Extracted material:
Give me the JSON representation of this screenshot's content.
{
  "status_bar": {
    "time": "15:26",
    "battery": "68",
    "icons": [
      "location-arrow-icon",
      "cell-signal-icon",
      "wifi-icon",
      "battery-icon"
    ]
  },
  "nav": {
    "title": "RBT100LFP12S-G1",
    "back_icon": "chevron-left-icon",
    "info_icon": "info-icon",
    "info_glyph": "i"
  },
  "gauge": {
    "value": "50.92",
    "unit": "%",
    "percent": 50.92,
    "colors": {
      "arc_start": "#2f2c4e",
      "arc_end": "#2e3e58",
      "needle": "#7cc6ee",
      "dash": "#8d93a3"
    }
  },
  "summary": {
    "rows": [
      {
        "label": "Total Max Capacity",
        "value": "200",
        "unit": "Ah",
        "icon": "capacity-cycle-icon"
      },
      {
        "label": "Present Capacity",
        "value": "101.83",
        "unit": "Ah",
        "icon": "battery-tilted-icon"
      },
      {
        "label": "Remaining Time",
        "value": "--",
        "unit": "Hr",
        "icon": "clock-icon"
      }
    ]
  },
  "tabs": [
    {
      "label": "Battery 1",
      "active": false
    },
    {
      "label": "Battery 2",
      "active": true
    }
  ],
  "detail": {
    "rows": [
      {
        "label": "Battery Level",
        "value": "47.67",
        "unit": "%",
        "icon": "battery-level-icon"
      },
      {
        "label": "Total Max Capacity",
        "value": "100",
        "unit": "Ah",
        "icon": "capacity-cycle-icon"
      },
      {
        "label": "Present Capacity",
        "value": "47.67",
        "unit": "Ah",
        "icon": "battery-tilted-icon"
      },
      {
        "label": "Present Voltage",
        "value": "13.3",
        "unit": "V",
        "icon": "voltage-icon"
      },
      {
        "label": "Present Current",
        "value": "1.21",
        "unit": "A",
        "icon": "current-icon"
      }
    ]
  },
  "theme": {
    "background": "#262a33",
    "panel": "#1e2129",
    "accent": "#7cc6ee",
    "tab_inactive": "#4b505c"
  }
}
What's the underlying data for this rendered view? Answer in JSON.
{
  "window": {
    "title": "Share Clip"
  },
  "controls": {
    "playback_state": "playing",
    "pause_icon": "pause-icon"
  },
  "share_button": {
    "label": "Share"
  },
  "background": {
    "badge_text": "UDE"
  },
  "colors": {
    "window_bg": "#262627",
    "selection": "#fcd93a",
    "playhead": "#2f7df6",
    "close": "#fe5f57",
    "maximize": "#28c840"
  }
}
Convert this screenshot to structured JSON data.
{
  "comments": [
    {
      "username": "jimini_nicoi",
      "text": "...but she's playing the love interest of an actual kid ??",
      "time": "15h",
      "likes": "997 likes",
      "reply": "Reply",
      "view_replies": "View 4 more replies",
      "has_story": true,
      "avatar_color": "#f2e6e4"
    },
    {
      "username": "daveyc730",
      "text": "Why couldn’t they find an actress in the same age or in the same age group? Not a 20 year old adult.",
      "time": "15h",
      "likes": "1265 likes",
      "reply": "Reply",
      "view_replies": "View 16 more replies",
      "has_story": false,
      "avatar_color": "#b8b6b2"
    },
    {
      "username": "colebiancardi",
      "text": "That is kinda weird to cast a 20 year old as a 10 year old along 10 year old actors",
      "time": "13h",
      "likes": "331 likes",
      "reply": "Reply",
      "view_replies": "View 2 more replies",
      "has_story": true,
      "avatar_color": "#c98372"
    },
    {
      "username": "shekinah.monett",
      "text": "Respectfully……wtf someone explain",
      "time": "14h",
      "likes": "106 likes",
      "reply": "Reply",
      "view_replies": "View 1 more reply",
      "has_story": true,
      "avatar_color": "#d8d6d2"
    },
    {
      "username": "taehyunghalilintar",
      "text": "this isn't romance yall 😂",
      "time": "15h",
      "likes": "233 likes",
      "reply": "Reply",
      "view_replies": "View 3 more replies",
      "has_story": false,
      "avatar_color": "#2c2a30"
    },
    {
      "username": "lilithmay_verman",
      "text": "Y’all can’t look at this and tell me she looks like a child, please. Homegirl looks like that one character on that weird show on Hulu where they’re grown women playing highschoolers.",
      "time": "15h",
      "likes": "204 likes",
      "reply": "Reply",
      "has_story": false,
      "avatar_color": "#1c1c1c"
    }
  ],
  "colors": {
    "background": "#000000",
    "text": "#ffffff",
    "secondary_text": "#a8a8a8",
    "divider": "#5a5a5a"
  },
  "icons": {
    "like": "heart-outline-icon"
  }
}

Direction: In the material above, find each line that contains the word "screenshot", and select it.

Written answer:
Give me the JSON representation of this screenshot's content.
Convert this screenshot to structured JSON data.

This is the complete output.